* Start Provided material *

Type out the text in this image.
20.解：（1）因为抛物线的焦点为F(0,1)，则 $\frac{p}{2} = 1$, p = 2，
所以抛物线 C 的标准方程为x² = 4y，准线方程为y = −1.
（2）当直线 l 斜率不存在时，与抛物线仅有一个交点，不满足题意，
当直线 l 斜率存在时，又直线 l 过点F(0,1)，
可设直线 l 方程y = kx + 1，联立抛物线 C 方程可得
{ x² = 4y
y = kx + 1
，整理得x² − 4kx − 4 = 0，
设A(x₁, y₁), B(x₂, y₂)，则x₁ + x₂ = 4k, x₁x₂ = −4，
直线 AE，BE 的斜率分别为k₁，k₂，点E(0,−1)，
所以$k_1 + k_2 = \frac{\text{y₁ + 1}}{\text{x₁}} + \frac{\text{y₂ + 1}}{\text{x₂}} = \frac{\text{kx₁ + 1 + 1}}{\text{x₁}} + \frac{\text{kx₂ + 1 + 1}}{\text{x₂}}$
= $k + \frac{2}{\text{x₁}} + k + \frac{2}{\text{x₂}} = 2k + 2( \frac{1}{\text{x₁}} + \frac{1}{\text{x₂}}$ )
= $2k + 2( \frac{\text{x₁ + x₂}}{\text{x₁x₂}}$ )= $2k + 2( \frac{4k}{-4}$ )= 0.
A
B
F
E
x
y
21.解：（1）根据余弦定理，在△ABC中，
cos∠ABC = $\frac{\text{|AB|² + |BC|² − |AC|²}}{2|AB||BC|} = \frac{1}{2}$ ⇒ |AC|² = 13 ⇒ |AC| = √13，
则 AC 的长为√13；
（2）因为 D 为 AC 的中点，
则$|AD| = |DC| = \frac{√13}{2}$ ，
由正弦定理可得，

* End Provided material *
* Start Provided material *

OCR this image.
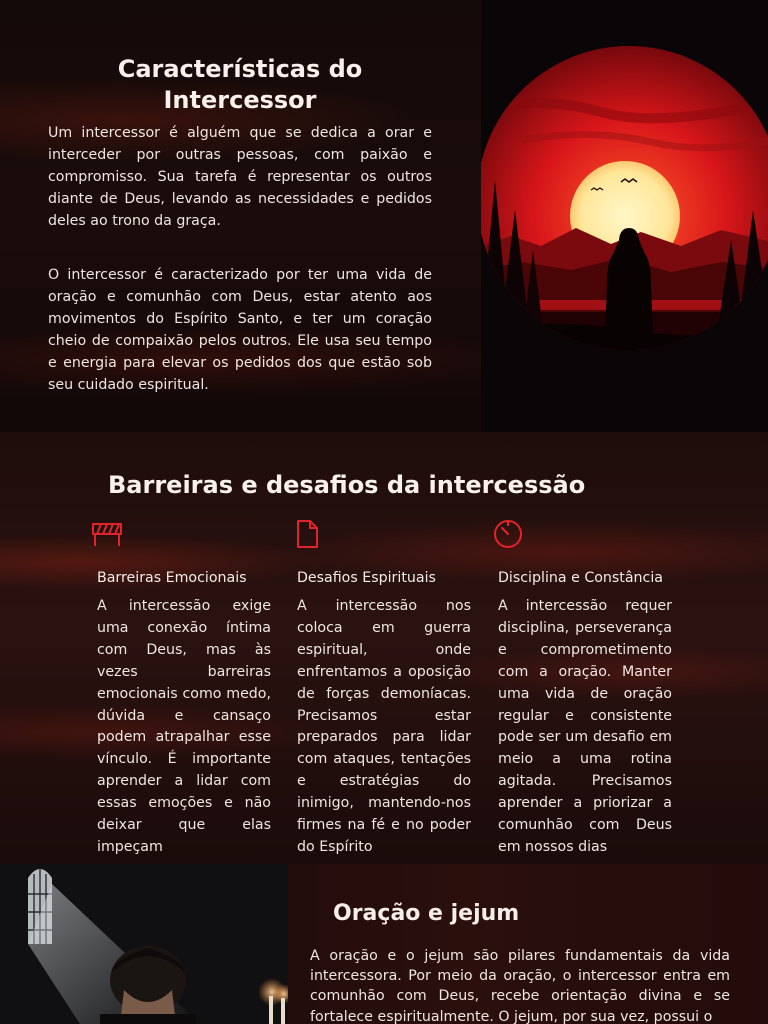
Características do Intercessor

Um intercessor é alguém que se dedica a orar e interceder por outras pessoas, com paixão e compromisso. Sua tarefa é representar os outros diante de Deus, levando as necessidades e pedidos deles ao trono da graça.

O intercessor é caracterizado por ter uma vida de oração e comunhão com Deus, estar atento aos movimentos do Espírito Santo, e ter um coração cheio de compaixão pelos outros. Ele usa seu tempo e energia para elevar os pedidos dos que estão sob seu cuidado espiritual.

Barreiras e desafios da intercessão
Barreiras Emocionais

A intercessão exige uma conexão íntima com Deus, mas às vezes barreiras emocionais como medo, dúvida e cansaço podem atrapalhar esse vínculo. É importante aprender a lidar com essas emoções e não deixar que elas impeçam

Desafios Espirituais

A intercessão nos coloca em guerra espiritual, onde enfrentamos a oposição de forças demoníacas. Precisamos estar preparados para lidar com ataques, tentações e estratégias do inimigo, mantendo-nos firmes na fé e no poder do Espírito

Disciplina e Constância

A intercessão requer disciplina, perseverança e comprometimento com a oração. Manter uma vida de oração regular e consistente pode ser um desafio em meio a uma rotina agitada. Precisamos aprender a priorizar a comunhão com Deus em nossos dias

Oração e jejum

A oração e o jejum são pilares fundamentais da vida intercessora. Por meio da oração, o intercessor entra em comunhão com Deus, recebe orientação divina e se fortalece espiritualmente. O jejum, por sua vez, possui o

* End Provided material *

* Task directions: Pick out the lines containing the string "image" and show them.

* Output:
Type out the text in this image.
OCR this image.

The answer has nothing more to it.